=== Provided entries ===
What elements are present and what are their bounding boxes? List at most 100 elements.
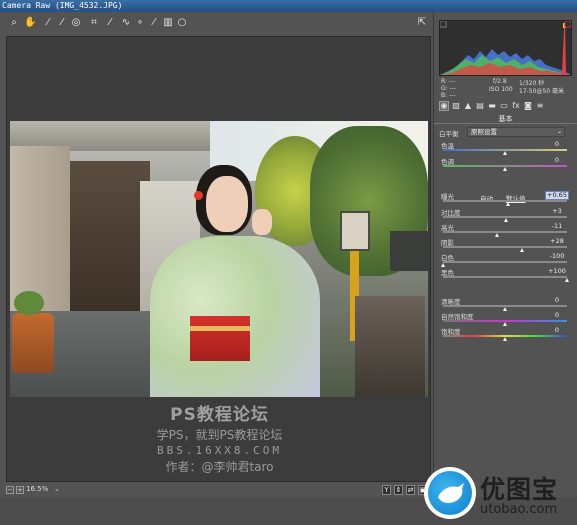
slider-value[interactable]: +3 [545, 207, 569, 215]
white-balance-icon[interactable]: ⁄ [42, 17, 54, 29]
watermark-url: BBS.16XX8.COM [156, 444, 283, 457]
slider-row: 对比度 +3 [441, 207, 571, 222]
slider-value[interactable]: -100 [545, 252, 569, 260]
slider-track[interactable] [443, 246, 567, 248]
spot-removal-icon[interactable]: ∿ [120, 17, 132, 29]
radial-filter-icon[interactable]: ○ [176, 17, 188, 29]
slider-value[interactable]: +28 [545, 237, 569, 245]
camera-raw-window: Camera Raw (IMG_4532.JPG) ⌕ ✋ ⁄ ⁄ ◎ ⌗ ⁄ … [0, 0, 577, 525]
face [206, 176, 248, 232]
straighten-icon[interactable]: ⁄ [104, 17, 116, 29]
tab-split-toning-icon[interactable]: ▬ [488, 102, 496, 110]
camera-info: R: --- G: --- B: --- f/2.8 1/320 秒 ISO 1… [439, 78, 572, 100]
tab-tone-curve-icon[interactable]: ▨ [452, 102, 460, 110]
status-bar: − + 16.5% ⌄ Y ⇕ ⇄ ▣ [0, 483, 431, 497]
histogram [439, 20, 572, 76]
tab-basic-icon[interactable]: ◉ [439, 101, 449, 111]
hand-icon[interactable]: ✋ [24, 17, 36, 29]
obi-cord [190, 326, 250, 331]
slider-thumb[interactable] [502, 337, 507, 341]
slider-value[interactable]: 0 [545, 140, 569, 148]
slider-track[interactable] [443, 276, 567, 278]
slider-row: 阴影 +28 [441, 237, 571, 252]
obi-belt [190, 316, 250, 361]
slider-row: 色温 0 [441, 140, 571, 155]
green-readout: G: --- [441, 85, 457, 92]
slider-row: 高光 -11 [441, 222, 571, 237]
histogram-graph [439, 20, 572, 75]
iso: ISO 100 [489, 86, 513, 93]
color-sampler-icon[interactable]: ⁄ [56, 17, 68, 29]
slider-value[interactable]: 0 [545, 296, 569, 304]
zoom-in-button[interactable]: + [16, 486, 24, 494]
slider-row: 色调 0 [441, 156, 571, 171]
wooden-box [355, 296, 425, 397]
bird-shape [438, 483, 464, 503]
adjust-panel: R: --- G: --- B: --- f/2.8 1/320 秒 ISO 1… [433, 12, 577, 497]
slider-track[interactable] [443, 231, 567, 233]
watermark-author: 作者：@李帅君taro [165, 460, 274, 474]
before-after-button[interactable]: ⇕ [394, 485, 403, 495]
shop-entrance [70, 161, 150, 311]
logo-text: 优图宝 [480, 475, 559, 504]
slider-thumb[interactable] [564, 278, 569, 282]
slider-row: 曝光 +0.65 [441, 191, 571, 206]
wb-label: 白平衡 [439, 130, 459, 138]
zoom-icon[interactable]: ⌕ [8, 17, 20, 29]
window-title: Camera Raw (IMG_4532.JPG) [0, 0, 577, 12]
chevron-down-icon[interactable]: ⌄ [54, 485, 60, 493]
wb-value: 原照设置 [471, 128, 497, 136]
tab-lens-icon[interactable]: ▭ [500, 102, 508, 110]
utobao-logo: 优图宝 utobao.com [420, 467, 577, 525]
hand [252, 209, 272, 235]
tab-detail-icon[interactable]: ▲ [464, 102, 472, 110]
zoom-level[interactable]: 16.5% [26, 485, 48, 493]
graduated-filter-icon[interactable]: ▥ [162, 17, 174, 29]
bird-icon [428, 471, 472, 515]
zoom-out-button[interactable]: − [6, 486, 14, 494]
slider-row: 自然饱和度 0 [441, 311, 571, 326]
target-adjust-icon[interactable]: ◎ [70, 17, 82, 29]
slider-track[interactable] [443, 200, 567, 202]
preferences-icon[interactable]: ⇱ [416, 17, 428, 29]
chevron-down-icon: ⌄ [556, 128, 562, 135]
slider-row: 黑色 +100 [441, 267, 571, 282]
logo-url: utobao.com [480, 502, 558, 517]
tab-camera-calibration-icon[interactable]: ◙ [524, 102, 532, 110]
slider-value[interactable]: 0 [545, 326, 569, 334]
slider-row: 清晰度 0 [441, 296, 571, 311]
preview-canvas[interactable]: PS教程论坛 学PS，就到PS教程论坛 BBS.16XX8.COM 作者：@李帅… [6, 36, 431, 482]
slider-value[interactable]: +100 [545, 267, 569, 275]
tab-presets-icon[interactable]: ≡ [536, 102, 544, 110]
panel-tabs: ◉ ▨ ▲ ▤ ▬ ▭ fx ◙ ≡ [438, 101, 574, 112]
watermark-title: PS教程论坛 [170, 405, 269, 425]
slider-thumb[interactable] [502, 167, 507, 171]
tab-hsl-icon[interactable]: ▤ [476, 102, 484, 110]
preview-photo [10, 121, 428, 397]
parked-car [390, 231, 428, 271]
slider-row: 白色 -100 [440, 252, 571, 267]
plant [14, 291, 44, 315]
white-balance-row: 白平衡 原照设置 ⌄ [439, 127, 573, 138]
wall [10, 146, 70, 316]
slider-value[interactable]: +0.65 [545, 191, 569, 200]
lens: 17-50@50 毫米 [519, 88, 564, 95]
section-title: 基本 [434, 114, 577, 124]
red-eye-icon[interactable]: ∘ [134, 17, 146, 29]
crop-icon[interactable]: ⌗ [88, 17, 100, 29]
slider-value[interactable]: 0 [545, 156, 569, 164]
slider-thumb[interactable] [502, 151, 507, 155]
lantern-sign [340, 211, 370, 251]
preview-toggle-button[interactable]: Y [382, 485, 391, 495]
slider-thumb[interactable] [506, 202, 511, 206]
slider-value[interactable]: 0 [545, 311, 569, 319]
hair-flower [194, 191, 203, 200]
white-balance-select[interactable]: 原照设置 ⌄ [467, 127, 565, 137]
adjustment-brush-icon[interactable]: ⁄ [148, 17, 160, 29]
slider-track[interactable] [443, 261, 567, 263]
blue-readout: B: --- [441, 92, 456, 99]
red-readout: R: --- [441, 78, 456, 85]
tab-effects-icon[interactable]: fx [512, 102, 520, 110]
swap-settings-button[interactable]: ⇄ [406, 485, 415, 495]
slider-value[interactable]: -11 [545, 222, 569, 230]
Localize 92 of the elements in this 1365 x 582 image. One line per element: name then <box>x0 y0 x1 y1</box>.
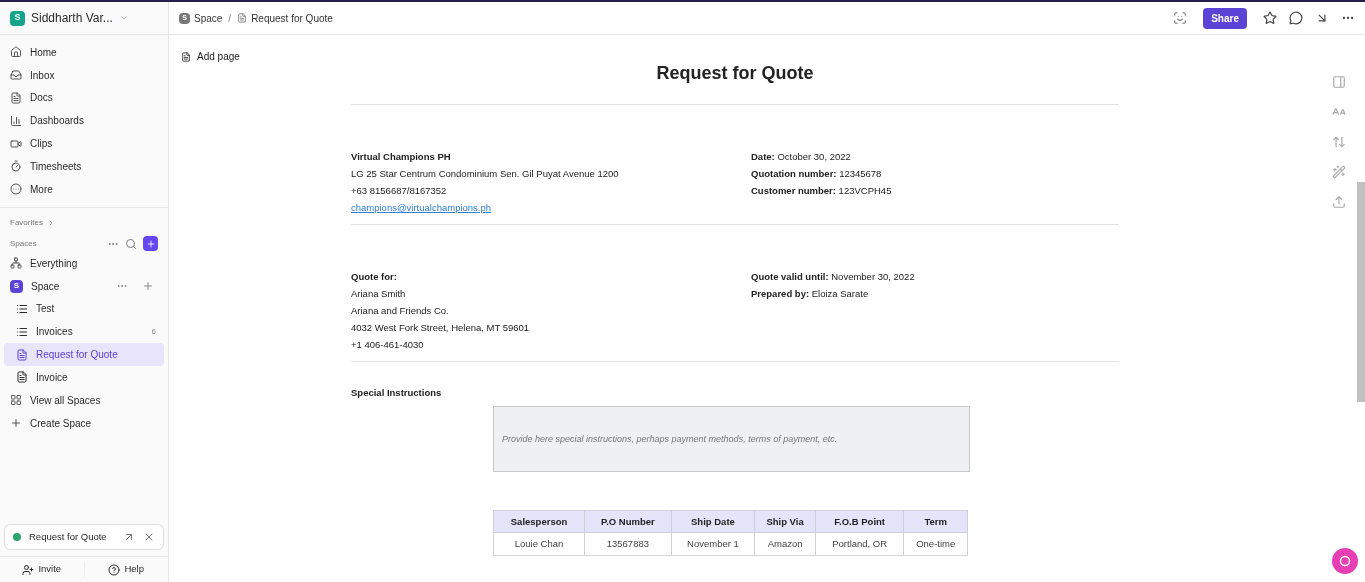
scan-icon[interactable] <box>1173 11 1188 25</box>
list-icon <box>16 302 28 315</box>
chevron-down-icon[interactable] <box>118 13 129 23</box>
network-icon <box>10 257 22 270</box>
plus-icon[interactable] <box>142 280 154 293</box>
document-icon <box>181 51 191 62</box>
grid-icon <box>10 394 22 407</box>
breadcrumb-separator: / <box>228 11 232 26</box>
nav-item[interactable]: Inbox <box>10 63 158 87</box>
section-heading: Special Instructions <box>351 386 443 400</box>
wand-icon[interactable] <box>1332 165 1346 179</box>
document-icon <box>16 348 28 361</box>
nav-item[interactable]: Home <box>10 41 158 64</box>
quote-detail: Quote valid until: November 30, 2022 <box>751 270 915 284</box>
close-icon[interactable] <box>143 531 155 543</box>
scrollbar[interactable] <box>1357 182 1365 402</box>
nav-item[interactable]: More <box>10 177 158 201</box>
plus-icon <box>145 238 156 249</box>
company-detail: +63 8156687/8167352 <box>351 184 448 198</box>
nav-item[interactable]: Timesheets <box>10 155 158 178</box>
space-name[interactable]: Space <box>31 278 108 294</box>
quote-detail: Customer number: 123VCPH45 <box>751 184 892 198</box>
more-icon <box>10 183 22 196</box>
column-header: Term <box>903 510 968 533</box>
table-cell: November 1 <box>671 532 755 556</box>
share-button[interactable]: Share <box>1203 7 1247 29</box>
timer-icon <box>10 160 22 173</box>
nav-item[interactable]: View all Spaces <box>10 388 158 412</box>
home-icon <box>10 46 22 59</box>
list-icon <box>16 325 28 338</box>
pinned-tab[interactable]: Request for Quote <box>4 524 164 550</box>
instructions-box[interactable]: Provide here special instructions, perhaps payment methods, terms of payment, etc. <box>493 406 970 473</box>
nav-item[interactable]: Everything <box>10 251 158 275</box>
column-header: F.O.B Point <box>815 510 904 533</box>
nav-item[interactable]: Clips <box>10 132 158 155</box>
quote-detail: Date: October 30, 2022 <box>751 150 852 164</box>
panel-icon[interactable] <box>1332 75 1346 89</box>
breadcrumb-link[interactable]: Space <box>194 10 223 26</box>
user-plus-icon <box>22 563 35 576</box>
star-icon[interactable] <box>1263 11 1277 25</box>
client-detail: +1 406-461-4030 <box>351 338 425 352</box>
inbox-icon <box>10 69 22 82</box>
quote-detail: Quotation number: 12345678 <box>751 167 883 181</box>
quote-for-heading: Quote for: <box>351 270 398 284</box>
workspace-name[interactable]: Siddharth Var... <box>31 9 113 27</box>
table-cell: Portland, OR <box>815 532 904 556</box>
tree-item[interactable]: Invoices 6 <box>4 320 164 344</box>
tree-item[interactable]: Test <box>4 297 164 321</box>
item-count: 6 <box>151 325 156 338</box>
upload-icon[interactable] <box>1332 195 1346 209</box>
plus-icon <box>10 417 22 430</box>
add-page-button[interactable]: Add page <box>181 49 351 64</box>
favorites-label[interactable]: Favorites <box>10 216 43 229</box>
invite-button[interactable]: Invite <box>22 562 62 577</box>
document-icon <box>10 92 22 104</box>
workspace-avatar: S <box>10 10 25 26</box>
client-detail: Ariana and Friends Co. <box>351 304 450 318</box>
assistant-button[interactable] <box>1332 548 1358 574</box>
document-title: Request for Quote <box>655 62 815 85</box>
help-icon <box>108 563 121 576</box>
breadcrumb-link[interactable]: Request for Quote <box>251 10 333 26</box>
client-detail: 4032 West Fork Street, Helena, MT 59601 <box>351 321 531 335</box>
document-icon <box>237 13 248 23</box>
table-cell: One-time <box>903 532 968 556</box>
client-detail: Ariana Smith <box>351 287 407 301</box>
help-button[interactable]: Help <box>108 562 144 577</box>
tree-item[interactable]: Request for Quote <box>4 343 164 366</box>
comment-icon[interactable] <box>1289 11 1303 25</box>
table-cell: Louie Chan <box>493 532 585 556</box>
nav-item[interactable]: Dashboards <box>10 109 158 133</box>
bar-chart-icon <box>10 114 22 127</box>
nav-item[interactable]: Create Space <box>10 411 158 435</box>
column-header: P.O Number <box>584 510 672 533</box>
company-name: Virtual Champions PH <box>351 150 452 164</box>
column-header: Ship Date <box>671 510 755 533</box>
search-icon[interactable] <box>125 237 137 250</box>
space-avatar: S <box>10 279 23 293</box>
document-icon <box>16 371 28 384</box>
quote-detail: Prepared by: Eloiza Sarate <box>751 287 870 301</box>
table-cell: 13567883 <box>584 532 672 556</box>
company-detail: LG 25 Star Centrum Condominium Sen. Gil Puyat Avenue 1200 <box>351 167 620 181</box>
email-link[interactable]: champions@virtualchampions.ph <box>351 202 492 213</box>
tree-item[interactable]: Invoice <box>4 365 164 389</box>
column-header: Ship Via <box>754 510 816 533</box>
table-cell: Amazon <box>754 532 816 556</box>
column-header: Salesperson <box>493 510 585 533</box>
add-space-button[interactable] <box>143 236 158 252</box>
video-icon <box>10 137 22 150</box>
arrow-up-right-icon[interactable] <box>123 531 135 543</box>
spaces-label: Spaces <box>10 237 38 250</box>
nav-item[interactable]: Docs <box>10 86 158 110</box>
arrows-icon[interactable] <box>1332 135 1346 149</box>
===
- [Directions for this task]:
Reproduce the lines from the one containing "scan-icon[interactable] <box>1173 11" through the one containing "company-detail: +63 8156687/8167352", with both of those lines included.

- [Task answer]:
scan-icon[interactable] <box>1173 11 1188 25</box>
list-icon <box>16 302 28 315</box>
chevron-down-icon[interactable] <box>118 13 129 23</box>
network-icon <box>10 257 22 270</box>
plus-icon[interactable] <box>142 280 154 293</box>
document-icon <box>181 51 191 62</box>
grid-icon <box>10 394 22 407</box>
breadcrumb-separator: / <box>228 11 232 26</box>
nav-item[interactable]: Inbox <box>10 63 158 87</box>
section-heading: Special Instructions <box>351 386 443 400</box>
wand-icon[interactable] <box>1332 165 1346 179</box>
document-icon <box>16 348 28 361</box>
nav-item[interactable]: Home <box>10 41 158 64</box>
quote-detail: Quote valid until: November 30, 2022 <box>751 270 915 284</box>
close-icon[interactable] <box>143 531 155 543</box>
scrollbar[interactable] <box>1357 182 1365 402</box>
nav-item[interactable]: More <box>10 177 158 201</box>
plus-icon <box>145 238 156 249</box>
company-detail: +63 8156687/8167352 <box>351 184 448 198</box>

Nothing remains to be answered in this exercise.